* **YOUR OBJECTIVE**:
Leave out the pictures; transcribe all else exactly.

* **DATA ROWS**:
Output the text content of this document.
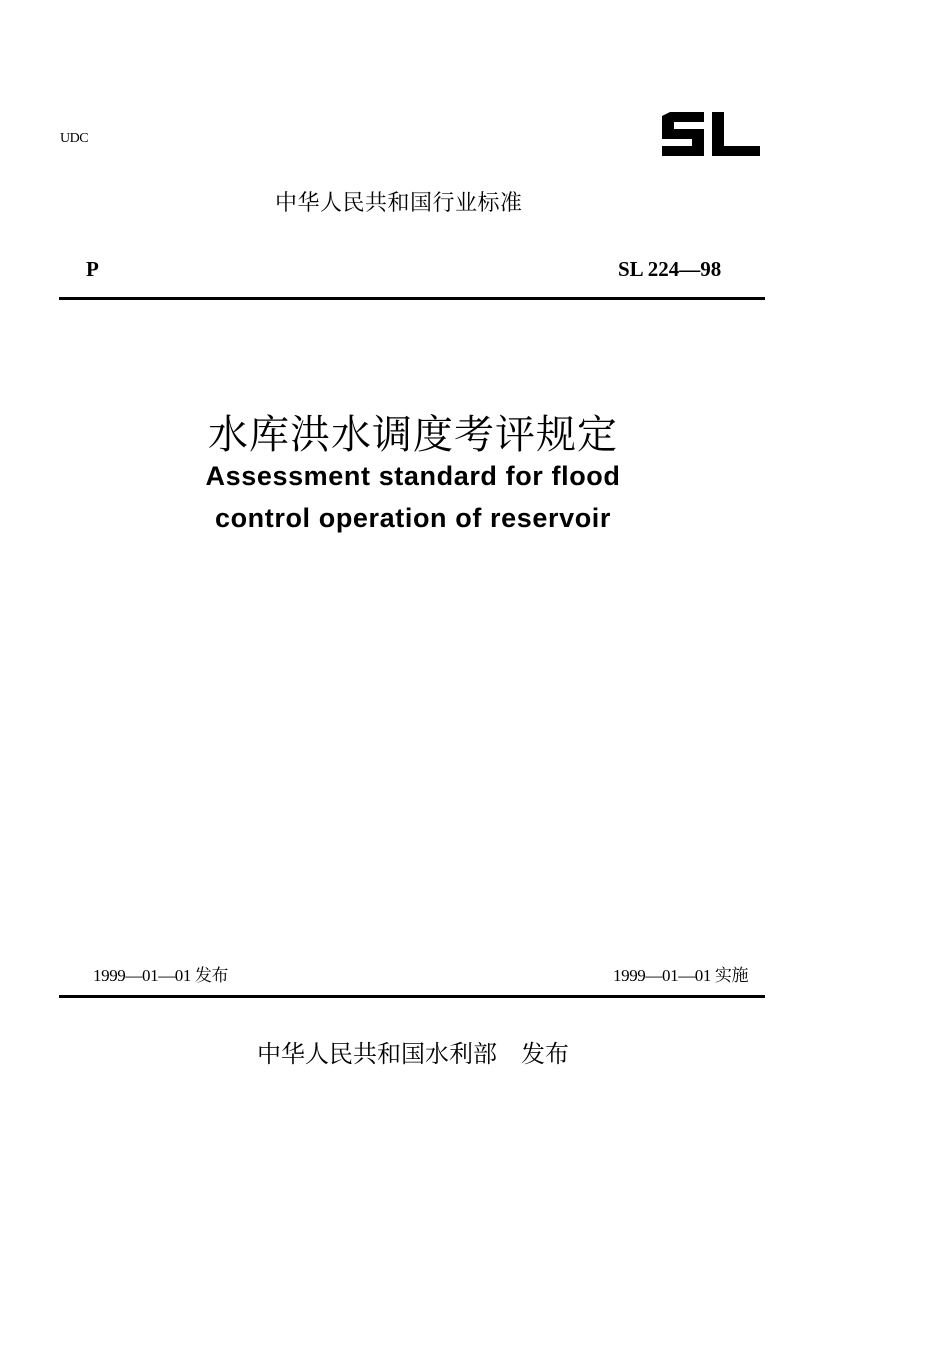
UDC
中华人民共和国行业标准
P	SL 224—98
水库洪水调度考评规定
Assessment standard for flood
control operation of reservoir
1999—01—01 发布	1999—01—01 实施
中华人民共和国水利部　发布
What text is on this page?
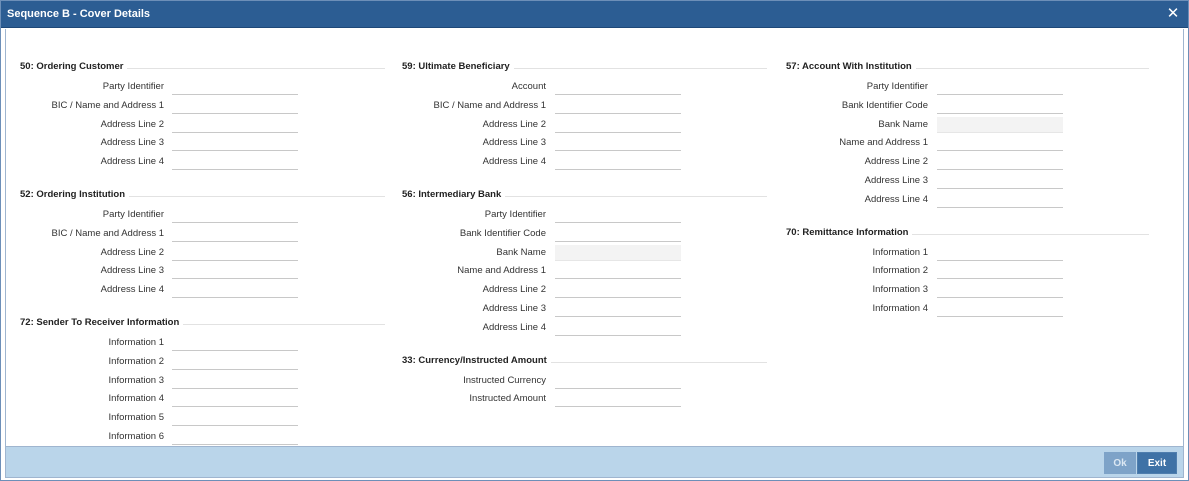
Sequence B - Cover Details	✕
50: Ordering Customer
Party Identifier
BIC / Name and Address 1
Address Line 2
Address Line 3
Address Line 4
52: Ordering Institution
Party Identifier
BIC / Name and Address 1
Address Line 2
Address Line 3
Address Line 4
72: Sender To Receiver Information
Information 1
Information 2
Information 3
Information 4
Information 5
Information 6
59: Ultimate Beneficiary
Account
BIC / Name and Address 1
Address Line 2
Address Line 3
Address Line 4
56: Intermediary Bank
Party Identifier
Bank Identifier Code
Bank Name
Name and Address 1
Address Line 2
Address Line 3
Address Line 4
33: Currency/Instructed Amount
Instructed Currency
Instructed Amount
57: Account With Institution
Party Identifier
Bank Identifier Code
Bank Name
Name and Address 1
Address Line 2
Address Line 3
Address Line 4
70: Remittance Information
Information 1
Information 2
Information 3
Information 4
Ok	Exit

* **TASK RESPONSE**:
Output the text content of this document.
UDC
中华人民共和国行业标准
P	SL 224—98
水库洪水调度考评规定
Assessment standard for flood
control operation of reservoir
1999—01—01 发布	1999—01—01 实施
中华人民共和国水利部　发布
What text is on this page?
Sequence B - Cover Details	✕
50: Ordering Customer
Party Identifier
BIC / Name and Address 1
Address Line 2
Address Line 3
Address Line 4
52: Ordering Institution
Party Identifier
BIC / Name and Address 1
Address Line 2
Address Line 3
Address Line 4
72: Sender To Receiver Information
Information 1
Information 2
Information 3
Information 4
Information 5
Information 6
59: Ultimate Beneficiary
Account
BIC / Name and Address 1
Address Line 2
Address Line 3
Address Line 4
56: Intermediary Bank
Party Identifier
Bank Identifier Code
Bank Name
Name and Address 1
Address Line 2
Address Line 3
Address Line 4
33: Currency/Instructed Amount
Instructed Currency
Instructed Amount
57: Account With Institution
Party Identifier
Bank Identifier Code
Bank Name
Name and Address 1
Address Line 2
Address Line 3
Address Line 4
70: Remittance Information
Information 1
Information 2
Information 3
Information 4
Ok	Exit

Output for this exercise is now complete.